Quote every line of the records below word for word, but leave the pictures out of your answer.

Listings of elements and their boxes:
▼
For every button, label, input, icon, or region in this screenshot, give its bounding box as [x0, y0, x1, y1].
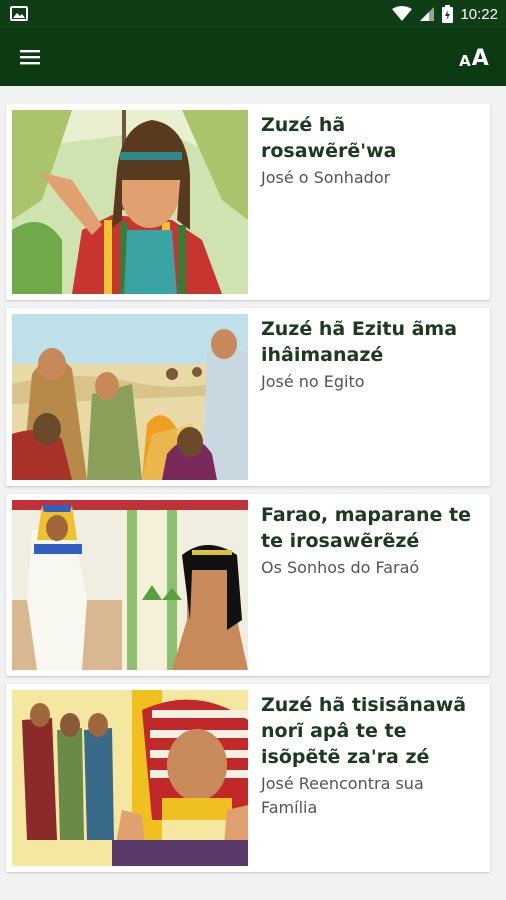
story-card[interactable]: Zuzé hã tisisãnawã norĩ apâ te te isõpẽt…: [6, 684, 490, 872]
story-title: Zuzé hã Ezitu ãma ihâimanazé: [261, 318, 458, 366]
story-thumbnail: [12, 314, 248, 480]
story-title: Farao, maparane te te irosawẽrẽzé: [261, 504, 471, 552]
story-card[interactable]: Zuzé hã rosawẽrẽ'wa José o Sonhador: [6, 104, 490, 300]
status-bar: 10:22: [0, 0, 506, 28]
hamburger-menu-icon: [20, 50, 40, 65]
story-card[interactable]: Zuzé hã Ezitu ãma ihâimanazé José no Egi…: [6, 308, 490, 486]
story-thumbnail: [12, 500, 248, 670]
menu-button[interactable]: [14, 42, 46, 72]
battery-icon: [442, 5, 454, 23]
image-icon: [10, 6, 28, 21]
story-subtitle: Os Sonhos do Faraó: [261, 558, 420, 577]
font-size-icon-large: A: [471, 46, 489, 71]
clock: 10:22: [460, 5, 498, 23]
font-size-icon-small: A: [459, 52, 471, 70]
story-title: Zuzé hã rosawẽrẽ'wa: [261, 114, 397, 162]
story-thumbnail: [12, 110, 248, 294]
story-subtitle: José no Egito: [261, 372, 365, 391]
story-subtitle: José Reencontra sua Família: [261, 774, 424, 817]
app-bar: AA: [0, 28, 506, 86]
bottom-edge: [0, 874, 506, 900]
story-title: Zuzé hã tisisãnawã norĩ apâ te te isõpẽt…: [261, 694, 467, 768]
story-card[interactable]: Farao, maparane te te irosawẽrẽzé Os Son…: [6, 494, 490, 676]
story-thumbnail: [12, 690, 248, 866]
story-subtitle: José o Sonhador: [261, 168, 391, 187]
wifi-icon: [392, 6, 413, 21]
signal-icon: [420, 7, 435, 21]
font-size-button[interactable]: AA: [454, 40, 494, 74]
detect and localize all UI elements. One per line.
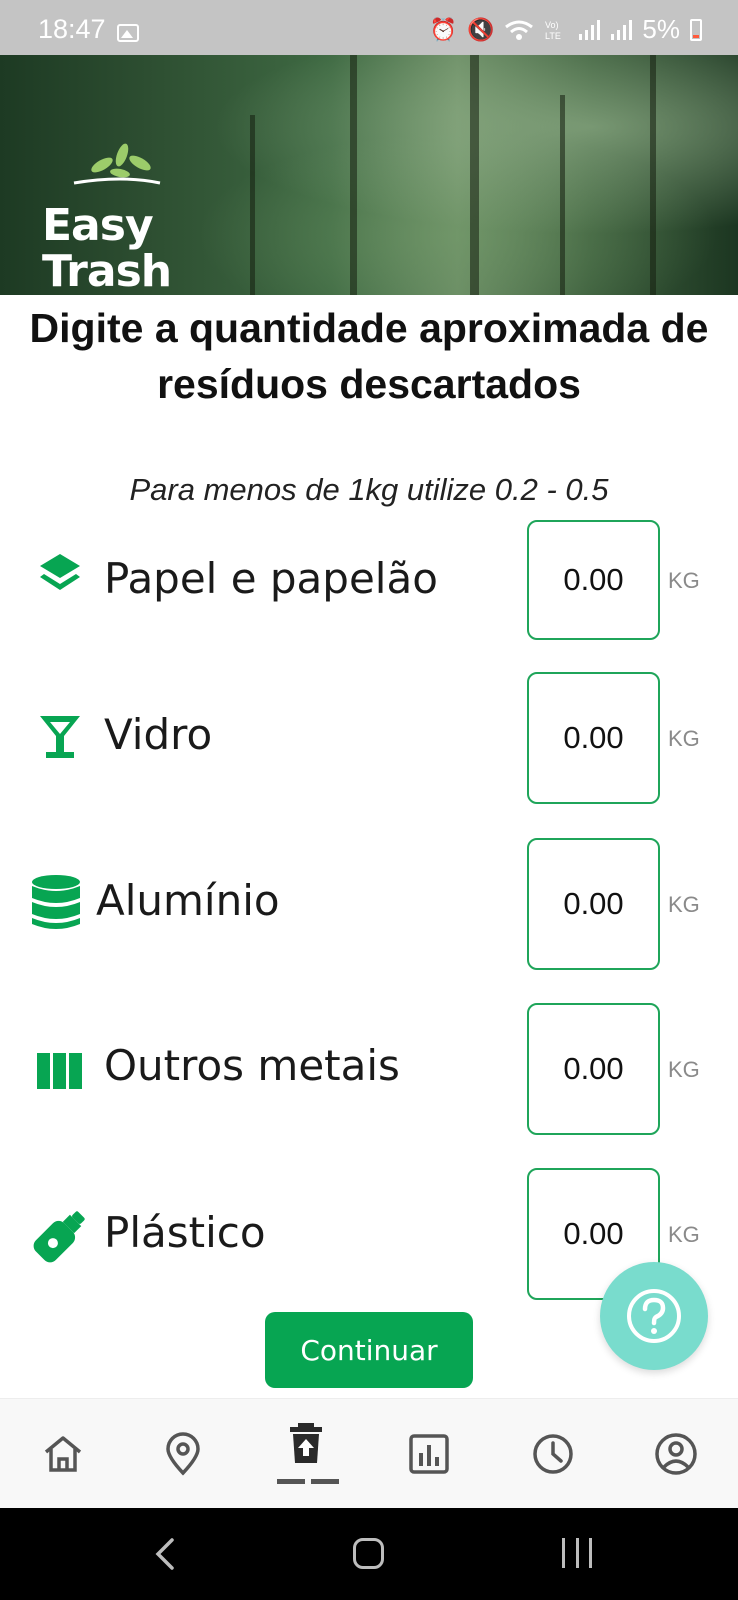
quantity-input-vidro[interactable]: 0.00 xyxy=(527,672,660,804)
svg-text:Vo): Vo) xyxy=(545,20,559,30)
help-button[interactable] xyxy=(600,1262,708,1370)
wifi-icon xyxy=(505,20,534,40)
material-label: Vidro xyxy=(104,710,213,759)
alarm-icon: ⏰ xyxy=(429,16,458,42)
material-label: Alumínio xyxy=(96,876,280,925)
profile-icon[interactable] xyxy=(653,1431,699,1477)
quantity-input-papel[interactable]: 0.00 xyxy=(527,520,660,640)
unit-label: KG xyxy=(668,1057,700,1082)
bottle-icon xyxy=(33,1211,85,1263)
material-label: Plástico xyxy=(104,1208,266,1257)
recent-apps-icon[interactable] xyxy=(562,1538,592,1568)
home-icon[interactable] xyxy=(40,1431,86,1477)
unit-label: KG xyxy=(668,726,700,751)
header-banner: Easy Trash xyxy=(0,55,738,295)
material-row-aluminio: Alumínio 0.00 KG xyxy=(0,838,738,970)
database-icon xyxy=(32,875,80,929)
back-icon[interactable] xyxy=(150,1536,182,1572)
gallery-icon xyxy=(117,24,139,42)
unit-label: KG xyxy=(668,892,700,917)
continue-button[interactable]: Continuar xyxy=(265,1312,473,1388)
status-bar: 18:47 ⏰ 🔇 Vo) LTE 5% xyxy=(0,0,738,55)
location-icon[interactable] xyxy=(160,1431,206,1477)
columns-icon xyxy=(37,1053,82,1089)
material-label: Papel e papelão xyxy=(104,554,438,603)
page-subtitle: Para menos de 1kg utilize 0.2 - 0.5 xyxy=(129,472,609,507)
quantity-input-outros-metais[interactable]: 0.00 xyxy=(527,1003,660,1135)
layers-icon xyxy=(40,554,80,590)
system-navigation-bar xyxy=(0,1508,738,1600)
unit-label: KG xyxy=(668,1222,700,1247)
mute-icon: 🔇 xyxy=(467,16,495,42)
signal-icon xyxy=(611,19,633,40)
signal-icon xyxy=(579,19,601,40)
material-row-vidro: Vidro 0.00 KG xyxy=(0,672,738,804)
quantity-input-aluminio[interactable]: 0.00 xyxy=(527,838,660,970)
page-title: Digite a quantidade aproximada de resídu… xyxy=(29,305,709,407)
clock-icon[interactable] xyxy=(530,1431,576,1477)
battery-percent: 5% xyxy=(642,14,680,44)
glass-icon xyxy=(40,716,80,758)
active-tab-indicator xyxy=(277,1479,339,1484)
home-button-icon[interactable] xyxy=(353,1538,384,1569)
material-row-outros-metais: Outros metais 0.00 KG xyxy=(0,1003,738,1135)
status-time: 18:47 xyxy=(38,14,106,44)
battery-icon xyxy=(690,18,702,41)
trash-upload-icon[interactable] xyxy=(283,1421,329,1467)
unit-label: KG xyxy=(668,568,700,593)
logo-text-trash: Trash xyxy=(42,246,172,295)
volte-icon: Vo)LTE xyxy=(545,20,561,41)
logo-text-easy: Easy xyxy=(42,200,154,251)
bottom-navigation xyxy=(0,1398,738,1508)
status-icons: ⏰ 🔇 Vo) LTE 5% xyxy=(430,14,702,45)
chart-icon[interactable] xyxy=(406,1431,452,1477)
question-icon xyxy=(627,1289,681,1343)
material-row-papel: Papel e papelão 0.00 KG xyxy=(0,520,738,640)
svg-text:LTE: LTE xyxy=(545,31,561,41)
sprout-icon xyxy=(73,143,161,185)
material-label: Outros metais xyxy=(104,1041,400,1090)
▲
**Completed task:**
For every button, label, input, icon, or region in this screenshot, give its bounding box as [x0, y0, x1, y1].
story-card[interactable]: Zuzé hã tisisãnawã norĩ apâ te te isõpẽt…: [6, 684, 490, 872]
story-title: Zuzé hã Ezitu ãma ihâimanazé: [261, 318, 458, 366]
story-thumbnail: [12, 314, 248, 480]
story-title: Farao, maparane te te irosawẽrẽzé: [261, 504, 471, 552]
story-card[interactable]: Zuzé hã rosawẽrẽ'wa José o Sonhador: [6, 104, 490, 300]
status-bar: 10:22: [0, 0, 506, 28]
hamburger-menu-icon: [20, 50, 40, 65]
story-card[interactable]: Zuzé hã Ezitu ãma ihâimanazé José no Egi…: [6, 308, 490, 486]
story-thumbnail: [12, 500, 248, 670]
menu-button[interactable]: [14, 42, 46, 72]
battery-icon: [442, 5, 454, 23]
image-icon: [10, 6, 28, 21]
story-subtitle: Os Sonhos do Faraó: [261, 558, 420, 577]
font-size-icon-large: A: [471, 46, 489, 71]
clock: 10:22: [460, 5, 498, 23]
font-size-icon-small: A: [459, 52, 471, 70]
story-title: Zuzé hã rosawẽrẽ'wa: [261, 114, 397, 162]
story-thumbnail: [12, 110, 248, 294]
story-subtitle: José no Egito: [261, 372, 365, 391]
story-subtitle: José Reencontra sua Família: [261, 774, 424, 817]
app-bar: AA: [0, 28, 506, 86]
bottom-edge: [0, 874, 506, 900]
story-title: Zuzé hã tisisãnawã norĩ apâ te te isõpẽt…: [261, 694, 467, 768]
story-card[interactable]: Farao, maparane te te irosawẽrẽzé Os Son…: [6, 494, 490, 676]
story-thumbnail: [12, 690, 248, 866]
story-subtitle: José o Sonhador: [261, 168, 391, 187]
wifi-icon: [392, 6, 413, 21]
signal-icon: [420, 7, 435, 21]
font-size-button[interactable]: AA: [454, 40, 494, 74]
detect and localize all UI elements. One per line.
quantity-input-vidro[interactable]: 0.00 xyxy=(527,672,660,804)
svg-text:Vo): Vo) xyxy=(545,20,559,30)
help-button[interactable] xyxy=(600,1262,708,1370)
wifi-icon xyxy=(505,20,534,40)
material-label: Vidro xyxy=(104,710,213,759)
alarm-icon: ⏰ xyxy=(429,16,458,42)
material-label: Alumínio xyxy=(96,876,280,925)
profile-icon[interactable] xyxy=(653,1431,699,1477)
quantity-input-papel[interactable]: 0.00 xyxy=(527,520,660,640)
unit-label: KG xyxy=(668,1057,700,1082)
bottle-icon xyxy=(33,1211,85,1263)
material-label: Plástico xyxy=(104,1208,266,1257)
recent-apps-icon[interactable] xyxy=(562,1538,592,1568)
home-icon[interactable] xyxy=(40,1431,86,1477)
unit-label: KG xyxy=(668,726,700,751)
header-banner: Easy Trash xyxy=(0,55,738,295)
material-row-aluminio: Alumínio 0.00 KG xyxy=(0,838,738,970)
database-icon xyxy=(32,875,80,929)
back-icon[interactable] xyxy=(150,1536,182,1572)
gallery-icon xyxy=(117,24,139,42)
unit-label: KG xyxy=(668,892,700,917)
continue-button[interactable]: Continuar xyxy=(265,1312,473,1388)
status-bar: 18:47 ⏰ 🔇 Vo) LTE 5% xyxy=(0,0,738,55)
location-icon[interactable] xyxy=(160,1431,206,1477)
columns-icon xyxy=(37,1053,82,1089)
material-label: Papel e papelão xyxy=(104,554,438,603)
page-subtitle: Para menos de 1kg utilize 0.2 - 0.5 xyxy=(129,472,609,507)
quantity-input-outros-metais[interactable]: 0.00 xyxy=(527,1003,660,1135)
layers-icon xyxy=(40,554,80,590)
system-navigation-bar xyxy=(0,1508,738,1600)
unit-label: KG xyxy=(668,1222,700,1247)
mute-icon: 🔇 xyxy=(467,16,495,42)
signal-icon xyxy=(611,19,633,40)
signal-icon xyxy=(579,19,601,40)
material-row-vidro: Vidro 0.00 KG xyxy=(0,672,738,804)
quantity-input-aluminio[interactable]: 0.00 xyxy=(527,838,660,970)
page-title: Digite a quantidade aproximada de resídu… xyxy=(29,305,709,407)
clock-icon[interactable] xyxy=(530,1431,576,1477)
battery-percent: 5% xyxy=(642,14,680,44)
glass-icon xyxy=(40,716,80,758)
active-tab-indicator xyxy=(277,1479,339,1484)
home-button-icon[interactable] xyxy=(353,1538,384,1569)
material-row-outros-metais: Outros metais 0.00 KG xyxy=(0,1003,738,1135)
status-time: 18:47 xyxy=(38,14,106,44)
battery-icon xyxy=(690,18,702,41)
trash-upload-icon[interactable] xyxy=(283,1421,329,1467)
unit-label: KG xyxy=(668,568,700,593)
logo-text-trash: Trash xyxy=(42,246,172,295)
volte-icon: Vo)LTE xyxy=(545,20,561,41)
logo-text-easy: Easy xyxy=(42,200,154,251)
bottom-navigation xyxy=(0,1398,738,1508)
status-icons: ⏰ 🔇 Vo) LTE 5% xyxy=(430,14,702,45)
chart-icon[interactable] xyxy=(406,1431,452,1477)
question-icon xyxy=(627,1289,681,1343)
material-row-papel: Papel e papelão 0.00 KG xyxy=(0,520,738,640)
svg-text:LTE: LTE xyxy=(545,31,561,41)
sprout-icon xyxy=(73,143,161,185)
material-label: Outros metais xyxy=(104,1041,400,1090)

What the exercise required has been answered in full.